WHAT TO WORK ON -
Please reproduce the listing word for word, from its first line through the line that contains "paragraph-8: ۸) کلیه", with both of those lines included.

[ENTRIES start]

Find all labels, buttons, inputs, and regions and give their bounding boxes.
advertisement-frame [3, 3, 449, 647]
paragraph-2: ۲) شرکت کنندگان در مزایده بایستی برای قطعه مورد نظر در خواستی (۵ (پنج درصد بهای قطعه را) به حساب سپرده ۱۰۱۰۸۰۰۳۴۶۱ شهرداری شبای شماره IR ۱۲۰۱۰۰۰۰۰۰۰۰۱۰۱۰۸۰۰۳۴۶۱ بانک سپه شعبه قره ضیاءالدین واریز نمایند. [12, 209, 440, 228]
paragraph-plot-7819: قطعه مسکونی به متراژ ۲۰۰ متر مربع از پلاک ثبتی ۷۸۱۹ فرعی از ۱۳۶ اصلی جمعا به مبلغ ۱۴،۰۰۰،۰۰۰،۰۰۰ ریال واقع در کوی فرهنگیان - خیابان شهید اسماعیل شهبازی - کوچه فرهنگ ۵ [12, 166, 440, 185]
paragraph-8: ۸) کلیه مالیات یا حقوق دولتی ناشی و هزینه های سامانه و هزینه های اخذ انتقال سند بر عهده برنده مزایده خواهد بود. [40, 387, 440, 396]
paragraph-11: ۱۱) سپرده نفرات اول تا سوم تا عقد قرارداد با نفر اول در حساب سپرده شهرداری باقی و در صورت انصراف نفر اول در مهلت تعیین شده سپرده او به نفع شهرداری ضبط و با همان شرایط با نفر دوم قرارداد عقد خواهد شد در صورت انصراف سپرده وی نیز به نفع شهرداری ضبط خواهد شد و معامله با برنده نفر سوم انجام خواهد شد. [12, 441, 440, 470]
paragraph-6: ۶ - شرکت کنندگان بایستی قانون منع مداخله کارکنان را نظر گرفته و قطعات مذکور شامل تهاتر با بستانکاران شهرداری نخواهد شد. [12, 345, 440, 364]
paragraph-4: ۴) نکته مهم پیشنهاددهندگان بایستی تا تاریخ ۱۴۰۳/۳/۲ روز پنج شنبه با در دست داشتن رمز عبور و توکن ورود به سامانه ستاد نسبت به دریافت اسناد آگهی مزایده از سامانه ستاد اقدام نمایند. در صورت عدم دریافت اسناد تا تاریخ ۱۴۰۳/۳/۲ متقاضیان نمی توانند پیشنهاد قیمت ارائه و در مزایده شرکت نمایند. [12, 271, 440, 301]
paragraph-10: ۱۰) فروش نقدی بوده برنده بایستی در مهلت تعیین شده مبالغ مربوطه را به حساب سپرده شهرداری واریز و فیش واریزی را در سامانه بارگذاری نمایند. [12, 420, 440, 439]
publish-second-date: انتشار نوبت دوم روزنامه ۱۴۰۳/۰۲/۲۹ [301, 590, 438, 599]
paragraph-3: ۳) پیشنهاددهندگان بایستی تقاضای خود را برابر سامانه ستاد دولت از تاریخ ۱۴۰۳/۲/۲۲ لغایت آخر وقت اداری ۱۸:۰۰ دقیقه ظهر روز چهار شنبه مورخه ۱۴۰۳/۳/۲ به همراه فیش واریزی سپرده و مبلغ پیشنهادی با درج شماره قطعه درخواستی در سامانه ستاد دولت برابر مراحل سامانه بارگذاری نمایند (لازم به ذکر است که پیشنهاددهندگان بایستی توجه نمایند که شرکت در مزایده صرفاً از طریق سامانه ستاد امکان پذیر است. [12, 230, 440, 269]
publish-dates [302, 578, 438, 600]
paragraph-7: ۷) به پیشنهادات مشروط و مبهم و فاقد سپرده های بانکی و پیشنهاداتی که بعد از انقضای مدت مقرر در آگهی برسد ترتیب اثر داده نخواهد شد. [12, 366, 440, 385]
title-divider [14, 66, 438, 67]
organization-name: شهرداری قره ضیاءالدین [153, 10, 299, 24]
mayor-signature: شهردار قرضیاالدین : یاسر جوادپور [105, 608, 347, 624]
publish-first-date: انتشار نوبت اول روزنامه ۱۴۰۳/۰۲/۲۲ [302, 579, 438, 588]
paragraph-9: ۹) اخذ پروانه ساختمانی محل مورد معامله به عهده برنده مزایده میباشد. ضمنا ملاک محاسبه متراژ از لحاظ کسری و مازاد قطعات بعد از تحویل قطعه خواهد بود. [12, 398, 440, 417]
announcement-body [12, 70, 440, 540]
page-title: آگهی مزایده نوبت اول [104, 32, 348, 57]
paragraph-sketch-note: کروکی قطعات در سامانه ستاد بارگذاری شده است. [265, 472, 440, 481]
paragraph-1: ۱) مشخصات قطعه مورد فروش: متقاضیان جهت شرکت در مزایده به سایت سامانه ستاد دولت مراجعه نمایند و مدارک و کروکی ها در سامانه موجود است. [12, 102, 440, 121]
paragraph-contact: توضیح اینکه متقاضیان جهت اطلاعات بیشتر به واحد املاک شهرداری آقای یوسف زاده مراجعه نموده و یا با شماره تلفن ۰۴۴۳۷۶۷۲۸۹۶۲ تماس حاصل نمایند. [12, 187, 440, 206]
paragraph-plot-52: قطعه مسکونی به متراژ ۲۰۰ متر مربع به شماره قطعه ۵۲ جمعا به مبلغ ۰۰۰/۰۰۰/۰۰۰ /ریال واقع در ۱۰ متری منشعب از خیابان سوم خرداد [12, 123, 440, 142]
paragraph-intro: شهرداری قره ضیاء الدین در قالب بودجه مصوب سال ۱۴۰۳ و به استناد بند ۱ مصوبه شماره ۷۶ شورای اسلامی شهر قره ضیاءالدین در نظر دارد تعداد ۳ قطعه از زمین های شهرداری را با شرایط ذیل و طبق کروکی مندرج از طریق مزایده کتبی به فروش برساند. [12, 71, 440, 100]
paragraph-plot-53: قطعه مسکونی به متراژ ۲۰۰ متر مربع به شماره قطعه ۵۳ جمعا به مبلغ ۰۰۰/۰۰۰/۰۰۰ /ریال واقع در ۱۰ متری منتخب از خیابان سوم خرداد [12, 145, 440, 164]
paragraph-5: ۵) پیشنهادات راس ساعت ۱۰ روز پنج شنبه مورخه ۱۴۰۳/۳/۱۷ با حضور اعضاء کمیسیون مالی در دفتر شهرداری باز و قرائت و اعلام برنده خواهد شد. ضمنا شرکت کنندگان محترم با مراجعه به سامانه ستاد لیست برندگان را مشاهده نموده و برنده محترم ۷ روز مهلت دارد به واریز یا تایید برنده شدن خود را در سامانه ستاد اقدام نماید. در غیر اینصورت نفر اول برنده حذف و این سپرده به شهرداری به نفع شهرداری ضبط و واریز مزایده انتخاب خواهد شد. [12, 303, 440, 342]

[ENTRIES end]

THE REPLY -
Find all labels, buttons, inputs, and regions and give their bounding boxes.
advertisement-frame [3, 3, 449, 647]
paragraph-2: ۲) شرکت کنندگان در مزایده بایستی برای قطعه مورد نظر در خواستی (۵ (پنج درصد بهای قطعه را) به حساب سپرده ۱۰۱۰۸۰۰۳۴۶۱ شهرداری شبای شماره IR ۱۲۰۱۰۰۰۰۰۰۰۰۱۰۱۰۸۰۰۳۴۶۱ بانک سپه شعبه قره ضیاءالدین واریز نمایند. [12, 209, 440, 228]
paragraph-plot-7819: قطعه مسکونی به متراژ ۲۰۰ متر مربع از پلاک ثبتی ۷۸۱۹ فرعی از ۱۳۶ اصلی جمعا به مبلغ ۱۴،۰۰۰،۰۰۰،۰۰۰ ریال واقع در کوی فرهنگیان - خیابان شهید اسماعیل شهبازی - کوچه فرهنگ ۵ [12, 166, 440, 185]
paragraph-8: ۸) کلیه مالیات یا حقوق دولتی ناشی و هزینه های سامانه و هزینه های اخذ انتقال سند بر عهده برنده مزایده خواهد بود. [40, 387, 440, 396]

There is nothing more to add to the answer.